▸ **Directions**
Whenever a line below holds the word "设计意图", copy that line.

▸ **Extracted information**
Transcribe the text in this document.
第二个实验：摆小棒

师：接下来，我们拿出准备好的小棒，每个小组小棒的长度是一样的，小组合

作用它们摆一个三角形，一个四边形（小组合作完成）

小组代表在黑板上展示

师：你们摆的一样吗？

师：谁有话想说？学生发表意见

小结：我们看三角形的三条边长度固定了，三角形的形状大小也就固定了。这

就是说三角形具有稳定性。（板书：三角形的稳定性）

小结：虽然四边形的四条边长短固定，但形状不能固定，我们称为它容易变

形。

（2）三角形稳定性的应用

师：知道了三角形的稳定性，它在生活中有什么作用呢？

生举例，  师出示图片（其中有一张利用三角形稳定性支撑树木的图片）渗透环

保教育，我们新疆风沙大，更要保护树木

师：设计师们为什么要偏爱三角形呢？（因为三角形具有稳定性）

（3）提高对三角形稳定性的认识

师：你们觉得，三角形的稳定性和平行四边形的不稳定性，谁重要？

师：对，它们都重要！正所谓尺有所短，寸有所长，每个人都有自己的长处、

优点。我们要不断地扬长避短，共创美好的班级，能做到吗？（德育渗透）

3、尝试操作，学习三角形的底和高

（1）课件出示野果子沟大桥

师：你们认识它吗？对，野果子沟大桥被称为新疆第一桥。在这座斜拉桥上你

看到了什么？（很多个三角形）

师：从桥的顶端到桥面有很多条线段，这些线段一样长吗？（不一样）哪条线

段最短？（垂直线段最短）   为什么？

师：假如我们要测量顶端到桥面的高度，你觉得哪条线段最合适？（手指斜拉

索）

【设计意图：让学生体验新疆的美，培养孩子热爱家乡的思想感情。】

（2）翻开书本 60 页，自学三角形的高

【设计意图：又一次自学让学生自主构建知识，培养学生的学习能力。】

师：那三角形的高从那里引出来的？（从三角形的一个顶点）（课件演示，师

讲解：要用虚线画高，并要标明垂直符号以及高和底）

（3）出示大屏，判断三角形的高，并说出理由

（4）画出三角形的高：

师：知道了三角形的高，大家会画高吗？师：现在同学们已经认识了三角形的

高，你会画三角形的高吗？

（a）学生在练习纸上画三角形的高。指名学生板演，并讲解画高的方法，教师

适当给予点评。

▸ **Result of the exercise**
【设计意图：让学生体验新疆的美，培养孩子热爱家乡的思想感情。】
【设计意图：又一次自学让学生自主构建知识，培养学生的学习能力。】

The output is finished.